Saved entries

+ + +

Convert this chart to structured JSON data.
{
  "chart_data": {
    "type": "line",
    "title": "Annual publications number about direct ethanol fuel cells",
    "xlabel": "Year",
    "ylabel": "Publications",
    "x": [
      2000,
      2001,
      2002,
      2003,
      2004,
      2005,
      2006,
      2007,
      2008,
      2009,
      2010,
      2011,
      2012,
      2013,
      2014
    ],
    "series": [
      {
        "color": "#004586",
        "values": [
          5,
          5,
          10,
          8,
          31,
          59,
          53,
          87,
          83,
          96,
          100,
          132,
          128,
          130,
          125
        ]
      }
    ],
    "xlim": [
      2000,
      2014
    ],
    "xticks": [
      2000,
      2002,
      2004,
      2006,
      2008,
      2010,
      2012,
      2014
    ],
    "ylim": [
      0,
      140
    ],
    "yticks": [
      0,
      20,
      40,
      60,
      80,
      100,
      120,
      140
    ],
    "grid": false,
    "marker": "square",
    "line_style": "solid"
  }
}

+ + +

> [Task] Every word of the data above should be given again, exactly as it stands.

> [Reply]
Convert this chart to structured JSON data.
{
  "chart_data": {
    "type": "line",
    "title": "Annual publications number about direct ethanol fuel cells",
    "xlabel": "Year",
    "ylabel": "Publications",
    "x": [
      2000,
      2001,
      2002,
      2003,
      2004,
      2005,
      2006,
      2007,
      2008,
      2009,
      2010,
      2011,
      2012,
      2013,
      2014
    ],
    "series": [
      {
        "color": "#004586",
        "values": [
          5,
          5,
          10,
          8,
          31,
          59,
          53,
          87,
          83,
          96,
          100,
          132,
          128,
          130,
          125
        ]
      }
    ],
    "xlim": [
      2000,
      2014
    ],
    "xticks": [
      2000,
      2002,
      2004,
      2006,
      2008,
      2010,
      2012,
      2014
    ],
    "ylim": [
      0,
      140
    ],
    "yticks": [
      0,
      20,
      40,
      60,
      80,
      100,
      120,
      140
    ],
    "grid": false,
    "marker": "square",
    "line_style": "solid"
  }
}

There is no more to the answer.